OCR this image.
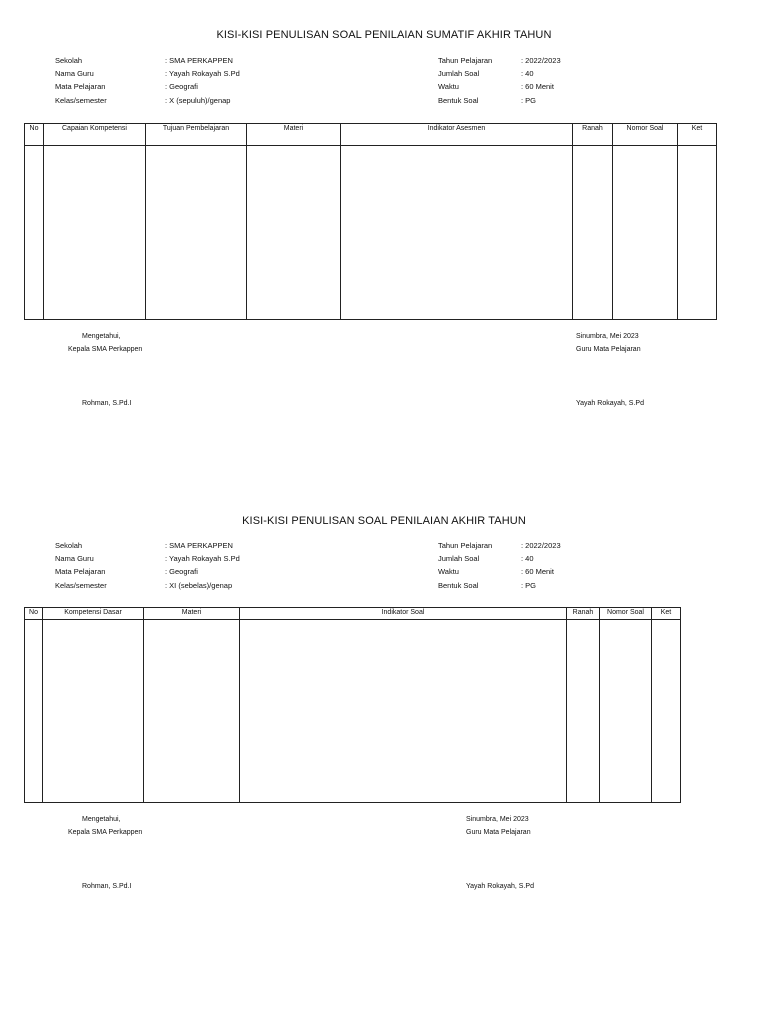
KISI-KISI PENULISAN SOAL PENILAIAN SUMATIF AKHIR TAHUN
Sekolah	: SMA PERKAPPEN
Nama Guru	: Yayah Rokayah S.Pd
Mata Pelajaran	: Geografi
Kelas/semester	: X (sepuluh)/genap
Tahun Pelajaran	: 2022/2023
Jumlah Soal	: 40
Waktu	: 60 Menit
Bentuk Soal	: PG
No	Capaian Kompetensi	Tujuan Pembelajaran	Materi	Indikator Asesmen	Ranah	Nomor Soal	Ket

Mengetahui,
Kepala SMA Perkappen
Rohman, S.Pd.I
Sinumbra, Mei 2023
Guru Mata Pelajaran
Yayah Rokayah, S.Pd
KISI-KISI PENULISAN SOAL PENILAIAN AKHIR TAHUN
Sekolah	: SMA PERKAPPEN
Nama Guru	: Yayah Rokayah S.Pd
Mata Pelajaran	: Geografi
Kelas/semester	: XI (sebelas)/genap
Tahun Pelajaran	: 2022/2023
Jumlah Soal	: 40
Waktu	: 60 Menit
Bentuk Soal	: PG
No	Kompetensi Dasar	Materi	Indikator Soal	Ranah	Nomor Soal	Ket

Mengetahui,
Kepala SMA Perkappen
Rohman, S.Pd.I
Sinumbra, Mei 2023
Guru Mata Pelajaran
Yayah Rokayah, S.Pd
=-=-=-=-=
List each line of the entries that holds the string "Kompetensi".

## TASK ANSWER
No	Capaian Kompetensi	Tujuan Pembelajaran	Materi	Indikator Asesmen	Ranah	Nomor Soal	Ket
No	Kompetensi Dasar	Materi	Indikator Soal	Ranah	Nomor Soal	Ket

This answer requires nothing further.